## START
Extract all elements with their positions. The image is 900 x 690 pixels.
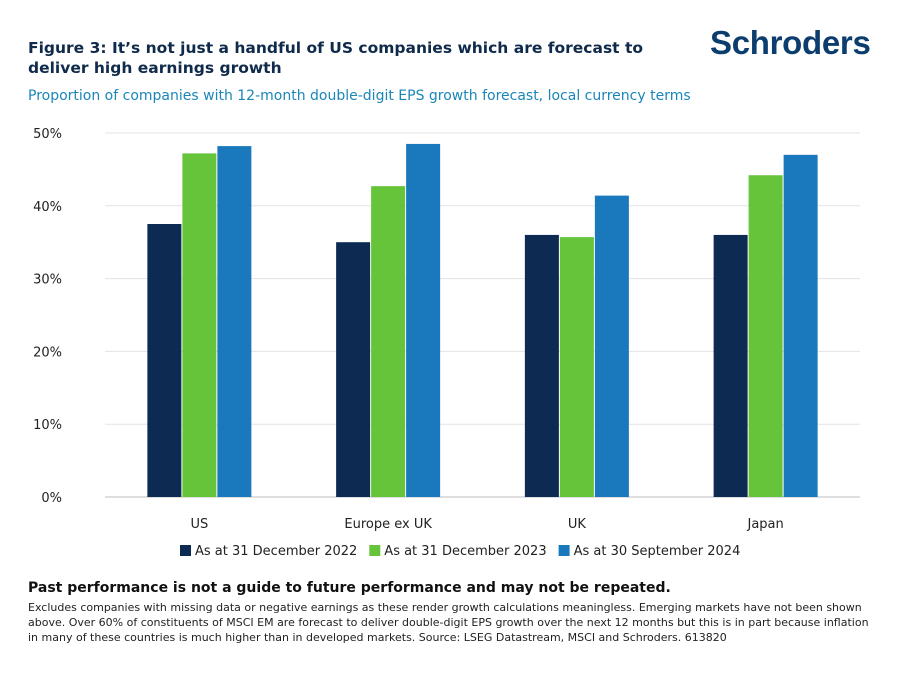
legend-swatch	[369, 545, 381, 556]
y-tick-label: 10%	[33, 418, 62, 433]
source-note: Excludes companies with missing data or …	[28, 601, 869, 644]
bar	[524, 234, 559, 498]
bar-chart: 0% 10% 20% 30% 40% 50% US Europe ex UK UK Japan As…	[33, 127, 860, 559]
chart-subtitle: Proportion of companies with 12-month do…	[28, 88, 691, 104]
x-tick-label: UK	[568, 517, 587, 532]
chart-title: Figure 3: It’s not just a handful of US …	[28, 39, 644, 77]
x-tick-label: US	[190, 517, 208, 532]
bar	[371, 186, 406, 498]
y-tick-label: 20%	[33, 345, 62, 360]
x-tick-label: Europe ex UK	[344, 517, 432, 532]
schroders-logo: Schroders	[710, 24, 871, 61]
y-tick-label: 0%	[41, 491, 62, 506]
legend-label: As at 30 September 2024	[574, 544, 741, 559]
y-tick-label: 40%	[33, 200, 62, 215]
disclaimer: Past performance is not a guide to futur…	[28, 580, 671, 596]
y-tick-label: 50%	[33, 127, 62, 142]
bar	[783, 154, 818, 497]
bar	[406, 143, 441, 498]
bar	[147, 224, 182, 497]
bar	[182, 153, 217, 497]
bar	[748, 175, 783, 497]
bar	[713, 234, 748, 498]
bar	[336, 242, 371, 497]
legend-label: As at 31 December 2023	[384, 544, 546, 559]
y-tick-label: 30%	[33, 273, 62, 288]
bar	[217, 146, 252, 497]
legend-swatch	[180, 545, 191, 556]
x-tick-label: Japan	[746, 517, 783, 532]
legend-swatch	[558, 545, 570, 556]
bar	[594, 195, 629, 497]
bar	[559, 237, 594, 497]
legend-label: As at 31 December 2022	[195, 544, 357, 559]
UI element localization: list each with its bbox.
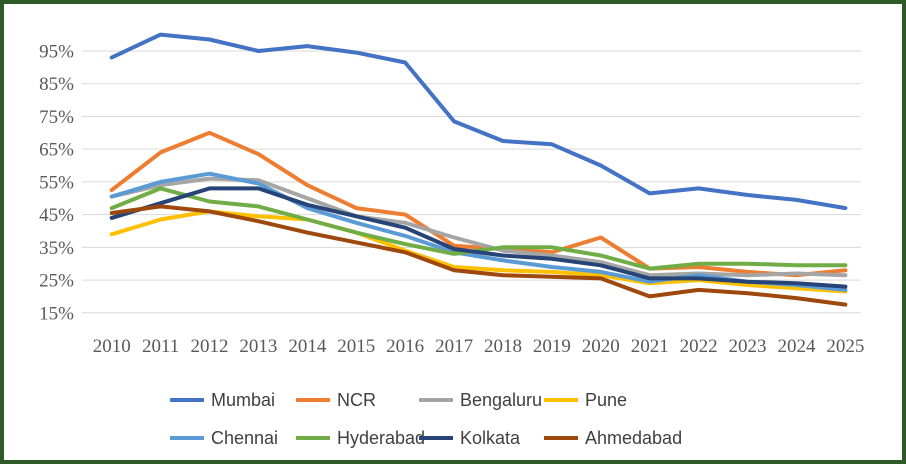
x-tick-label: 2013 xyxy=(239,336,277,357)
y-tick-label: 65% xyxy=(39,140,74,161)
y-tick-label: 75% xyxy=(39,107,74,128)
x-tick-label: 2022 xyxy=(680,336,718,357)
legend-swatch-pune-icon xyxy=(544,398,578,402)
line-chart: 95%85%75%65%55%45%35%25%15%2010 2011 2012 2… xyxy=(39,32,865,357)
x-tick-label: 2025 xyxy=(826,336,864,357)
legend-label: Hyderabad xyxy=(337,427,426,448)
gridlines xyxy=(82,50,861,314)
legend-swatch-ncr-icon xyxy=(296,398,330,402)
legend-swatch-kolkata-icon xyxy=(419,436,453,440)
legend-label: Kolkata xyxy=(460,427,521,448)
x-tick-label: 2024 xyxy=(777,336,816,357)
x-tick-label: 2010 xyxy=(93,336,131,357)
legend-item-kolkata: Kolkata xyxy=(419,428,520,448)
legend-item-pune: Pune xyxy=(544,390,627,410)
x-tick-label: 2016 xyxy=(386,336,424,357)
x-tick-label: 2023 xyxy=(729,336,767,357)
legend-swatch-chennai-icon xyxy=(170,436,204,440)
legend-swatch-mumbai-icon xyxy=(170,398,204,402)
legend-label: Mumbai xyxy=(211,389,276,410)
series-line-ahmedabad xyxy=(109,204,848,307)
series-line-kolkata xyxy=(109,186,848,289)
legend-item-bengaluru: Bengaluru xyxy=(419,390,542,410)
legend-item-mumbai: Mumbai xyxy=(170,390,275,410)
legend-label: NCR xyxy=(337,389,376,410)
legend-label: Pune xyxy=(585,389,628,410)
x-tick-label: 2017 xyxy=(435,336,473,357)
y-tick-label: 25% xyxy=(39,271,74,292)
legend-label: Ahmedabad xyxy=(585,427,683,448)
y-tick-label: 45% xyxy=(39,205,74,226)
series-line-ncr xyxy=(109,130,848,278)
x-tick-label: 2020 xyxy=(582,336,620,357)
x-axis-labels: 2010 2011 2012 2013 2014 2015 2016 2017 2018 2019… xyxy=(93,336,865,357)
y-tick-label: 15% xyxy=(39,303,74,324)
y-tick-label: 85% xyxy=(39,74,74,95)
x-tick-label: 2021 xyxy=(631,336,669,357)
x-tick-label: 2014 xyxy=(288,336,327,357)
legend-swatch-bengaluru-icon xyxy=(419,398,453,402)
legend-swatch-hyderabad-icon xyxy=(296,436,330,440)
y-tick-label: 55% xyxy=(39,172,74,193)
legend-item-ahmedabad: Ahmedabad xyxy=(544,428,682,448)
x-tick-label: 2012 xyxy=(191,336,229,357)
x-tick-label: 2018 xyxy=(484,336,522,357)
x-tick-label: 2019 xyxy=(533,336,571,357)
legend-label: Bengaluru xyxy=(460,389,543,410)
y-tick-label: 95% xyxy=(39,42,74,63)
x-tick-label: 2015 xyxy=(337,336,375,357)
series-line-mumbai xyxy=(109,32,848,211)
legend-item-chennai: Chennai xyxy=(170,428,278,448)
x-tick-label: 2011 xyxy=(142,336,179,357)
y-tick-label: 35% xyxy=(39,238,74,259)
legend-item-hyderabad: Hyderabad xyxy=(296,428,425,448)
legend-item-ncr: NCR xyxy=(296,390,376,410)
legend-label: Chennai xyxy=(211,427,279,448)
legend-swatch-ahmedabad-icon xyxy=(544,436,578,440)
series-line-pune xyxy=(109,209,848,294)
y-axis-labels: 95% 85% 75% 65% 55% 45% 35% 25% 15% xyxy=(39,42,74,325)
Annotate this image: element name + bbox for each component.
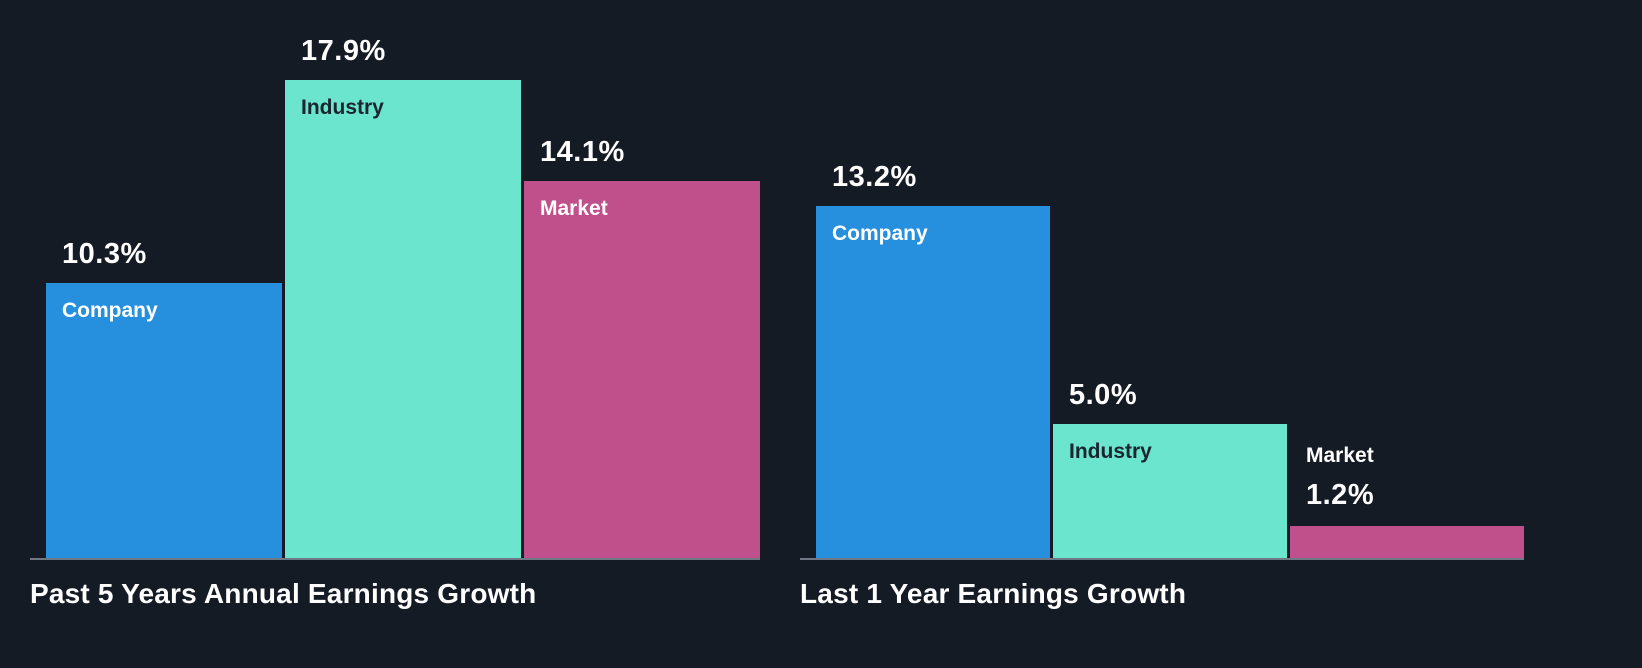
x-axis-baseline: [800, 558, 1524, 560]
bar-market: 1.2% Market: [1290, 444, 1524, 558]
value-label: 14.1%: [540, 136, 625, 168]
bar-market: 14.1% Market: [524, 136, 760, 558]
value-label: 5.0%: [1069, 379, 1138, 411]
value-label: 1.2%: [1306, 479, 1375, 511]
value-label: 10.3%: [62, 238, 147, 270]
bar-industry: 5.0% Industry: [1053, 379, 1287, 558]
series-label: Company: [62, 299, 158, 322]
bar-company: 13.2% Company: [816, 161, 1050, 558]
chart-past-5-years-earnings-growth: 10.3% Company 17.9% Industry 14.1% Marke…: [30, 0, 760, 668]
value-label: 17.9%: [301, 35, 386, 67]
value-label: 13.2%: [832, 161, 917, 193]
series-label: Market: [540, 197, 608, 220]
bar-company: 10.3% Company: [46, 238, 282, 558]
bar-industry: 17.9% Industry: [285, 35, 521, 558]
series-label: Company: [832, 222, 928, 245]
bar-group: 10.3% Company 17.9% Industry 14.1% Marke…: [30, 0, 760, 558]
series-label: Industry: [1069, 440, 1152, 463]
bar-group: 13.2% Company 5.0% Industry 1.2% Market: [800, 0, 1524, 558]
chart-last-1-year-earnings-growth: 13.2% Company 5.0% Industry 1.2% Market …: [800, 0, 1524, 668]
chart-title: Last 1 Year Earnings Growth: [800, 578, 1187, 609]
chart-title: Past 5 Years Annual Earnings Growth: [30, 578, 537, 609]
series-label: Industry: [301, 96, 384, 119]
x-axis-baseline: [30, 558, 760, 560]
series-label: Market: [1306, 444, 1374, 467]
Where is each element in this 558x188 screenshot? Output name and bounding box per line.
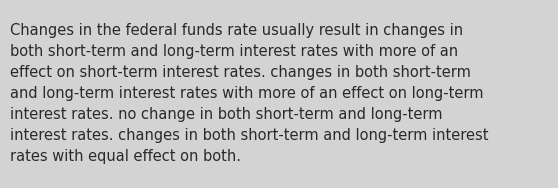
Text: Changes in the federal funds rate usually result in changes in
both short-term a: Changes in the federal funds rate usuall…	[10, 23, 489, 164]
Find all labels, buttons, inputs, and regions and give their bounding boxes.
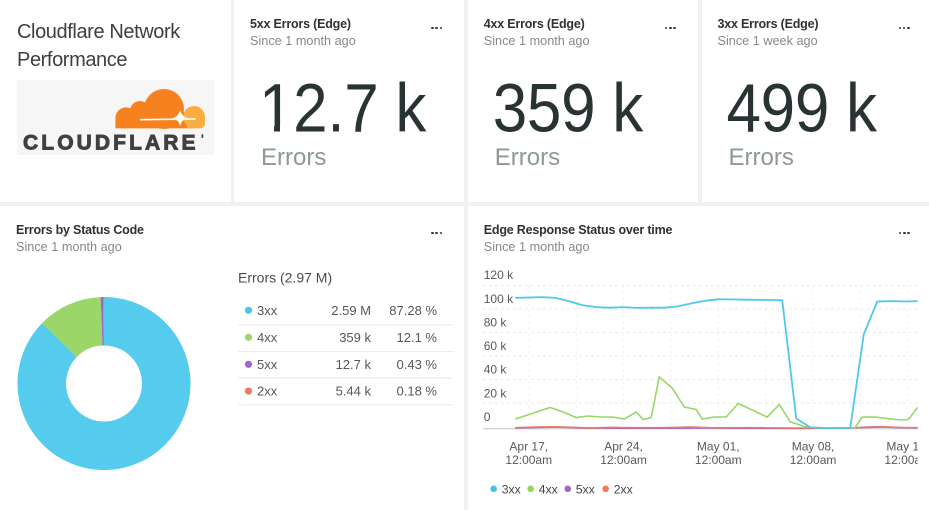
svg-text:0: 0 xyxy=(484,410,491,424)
## END
Rewrite all the rows above, changing every "legend-label" to "legend-text" and keeping everything else the same. Leave out the pictures.

Extract all elements with their positions. The image is 900 x 690 pixels.
legend-swatch	[369, 545, 381, 556]
y-tick-label: 10%	[33, 418, 62, 433]
source-note: Excludes companies with missing data or …	[28, 601, 869, 644]
bar	[524, 234, 559, 498]
bar-chart: 0% 10% 20% 30% 40% 50% US Europe ex UK UK Japan As…	[33, 127, 860, 559]
chart-subtitle: Proportion of companies with 12-month do…	[28, 88, 691, 104]
x-tick-label: UK	[568, 517, 587, 532]
chart-title: Figure 3: It’s not just a handful of US …	[28, 39, 644, 77]
x-tick-label: US	[190, 517, 208, 532]
bar	[371, 186, 406, 498]
y-tick-label: 20%	[33, 345, 62, 360]
x-tick-label: Europe ex UK	[344, 517, 432, 532]
schroders-logo: Schroders	[710, 24, 871, 61]
y-tick-label: 0%	[41, 491, 62, 506]
legend-text: As at 30 September 2024	[574, 544, 741, 559]
y-tick-label: 40%	[33, 200, 62, 215]
disclaimer: Past performance is not a guide to futur…	[28, 580, 671, 596]
y-tick-label: 50%	[33, 127, 62, 142]
bar	[783, 154, 818, 497]
bar	[406, 143, 441, 498]
bar	[147, 224, 182, 497]
bar	[182, 153, 217, 497]
bar	[748, 175, 783, 497]
bar	[713, 234, 748, 498]
bar	[336, 242, 371, 497]
legend-text: As at 31 December 2023	[384, 544, 546, 559]
y-tick-label: 30%	[33, 273, 62, 288]
bar	[217, 146, 252, 497]
legend-swatch	[180, 545, 191, 556]
x-tick-label: Japan	[746, 517, 783, 532]
legend-swatch	[558, 545, 570, 556]
bar	[594, 195, 629, 497]
bar	[559, 237, 594, 497]
legend-text: As at 31 December 2022	[195, 544, 357, 559]
UI element localization: list each with its bbox.
x-tick-label: 2013 xyxy=(239,336,277,357)
y-tick-label: 65% xyxy=(39,140,74,161)
y-tick-label: 75% xyxy=(39,107,74,128)
x-tick-label: 2022 xyxy=(680,336,718,357)
legend-swatch-pune-icon xyxy=(544,398,578,402)
line-chart: 95%85%75%65%55%45%35%25%15%2010 2011 2012 2… xyxy=(39,32,865,357)
x-tick-label: 2025 xyxy=(826,336,864,357)
legend-text: Hyderabad xyxy=(337,427,426,448)
gridlines xyxy=(82,50,861,314)
legend-swatch-ncr-icon xyxy=(296,398,330,402)
legend-swatch-kolkata-icon xyxy=(419,436,453,440)
legend-text: Kolkata xyxy=(460,427,521,448)
x-tick-label: 2024 xyxy=(777,336,816,357)
x-tick-label: 2010 xyxy=(93,336,131,357)
legend-item-kolkata: Kolkata xyxy=(419,428,520,448)
legend-item-pune: Pune xyxy=(544,390,627,410)
x-tick-label: 2016 xyxy=(386,336,424,357)
x-tick-label: 2023 xyxy=(729,336,767,357)
legend-swatch-chennai-icon xyxy=(170,436,204,440)
legend-swatch-mumbai-icon xyxy=(170,398,204,402)
legend-text: Mumbai xyxy=(211,389,276,410)
series-line-ahmedabad xyxy=(109,204,848,307)
series-line-kolkata xyxy=(109,186,848,289)
legend-item-bengaluru: Bengaluru xyxy=(419,390,542,410)
legend-item-mumbai: Mumbai xyxy=(170,390,275,410)
legend-text: NCR xyxy=(337,389,376,410)
legend-text: Pune xyxy=(585,389,628,410)
x-tick-label: 2017 xyxy=(435,336,473,357)
y-tick-label: 25% xyxy=(39,271,74,292)
legend-text: Ahmedabad xyxy=(585,427,683,448)
y-tick-label: 45% xyxy=(39,205,74,226)
series-line-ncr xyxy=(109,130,848,278)
x-tick-label: 2020 xyxy=(582,336,620,357)
x-axis-labels: 2010 2011 2012 2013 2014 2015 2016 2017 2018 2019… xyxy=(93,336,865,357)
y-tick-label: 15% xyxy=(39,303,74,324)
y-tick-label: 85% xyxy=(39,74,74,95)
x-tick-label: 2021 xyxy=(631,336,669,357)
x-tick-label: 2014 xyxy=(288,336,327,357)
legend-swatch-bengaluru-icon xyxy=(419,398,453,402)
legend-swatch-hyderabad-icon xyxy=(296,436,330,440)
y-tick-label: 55% xyxy=(39,172,74,193)
legend-item-ahmedabad: Ahmedabad xyxy=(544,428,682,448)
x-tick-label: 2012 xyxy=(191,336,229,357)
x-tick-label: 2018 xyxy=(484,336,522,357)
x-tick-label: 2019 xyxy=(533,336,571,357)
legend-text: Bengaluru xyxy=(460,389,543,410)
y-tick-label: 95% xyxy=(39,42,74,63)
x-tick-label: 2015 xyxy=(337,336,375,357)
series-line-mumbai xyxy=(109,32,848,211)
legend-item-chennai: Chennai xyxy=(170,428,278,448)
x-tick-label: 2011 xyxy=(142,336,179,357)
y-tick-label: 35% xyxy=(39,238,74,259)
legend-item-hyderabad: Hyderabad xyxy=(296,428,425,448)
legend-item-ncr: NCR xyxy=(296,390,376,410)
legend-text: Chennai xyxy=(211,427,279,448)
legend-swatch-ahmedabad-icon xyxy=(544,436,578,440)
series-line-pune xyxy=(109,209,848,294)
y-axis-labels: 95% 85% 75% 65% 55% 45% 35% 25% 15% xyxy=(39,42,74,325)
Annotate this image: element name + bbox for each component.
x-axis-baseline: [800, 558, 1524, 560]
bar-market: 1.2% Market: [1290, 444, 1524, 558]
value-label: 14.1%: [540, 136, 625, 168]
bar-market: 14.1% Market: [524, 136, 760, 558]
value-label: 5.0%: [1069, 379, 1138, 411]
value-label: 1.2%: [1306, 479, 1375, 511]
value-label: 10.3%: [62, 238, 147, 270]
bar-industry: 5.0% Industry: [1053, 379, 1287, 558]
series-label: Company: [62, 299, 158, 322]
bar-company: 13.2% Company: [816, 161, 1050, 558]
chart-past-5-years-earnings-growth: 10.3% Company 17.9% Industry 14.1% Marke…: [30, 0, 760, 668]
value-label: 17.9%: [301, 35, 386, 67]
value-label: 13.2%: [832, 161, 917, 193]
series-label: Market: [540, 197, 608, 220]
bar-company: 10.3% Company: [46, 238, 282, 558]
bar-industry: 17.9% Industry: [285, 35, 521, 558]
series-label: Company: [832, 222, 928, 245]
bar-group: 10.3% Company 17.9% Industry 14.1% Marke…: [30, 0, 760, 558]
series-label: Industry: [1069, 440, 1152, 463]
bar-group: 13.2% Company 5.0% Industry 1.2% Market: [800, 0, 1524, 558]
chart-last-1-year-earnings-growth: 13.2% Company 5.0% Industry 1.2% Market …: [800, 0, 1524, 668]
chart-title: Last 1 Year Earnings Growth: [800, 578, 1187, 609]
chart-title: Past 5 Years Annual Earnings Growth: [30, 578, 537, 609]
series-label: Industry: [301, 96, 384, 119]
x-axis-baseline: [30, 558, 760, 560]
series-label: Market: [1306, 444, 1374, 467]
Where is each element in this 558x188 screenshot? Output name and bounding box per line.
Text: Changes in the federal funds rate usually result in changes in
both short-term a: Changes in the federal funds rate usuall…	[10, 23, 489, 164]
Find all labels, buttons, inputs, and regions and give their bounding boxes.
svg-text:0: 0 xyxy=(484,410,491,424)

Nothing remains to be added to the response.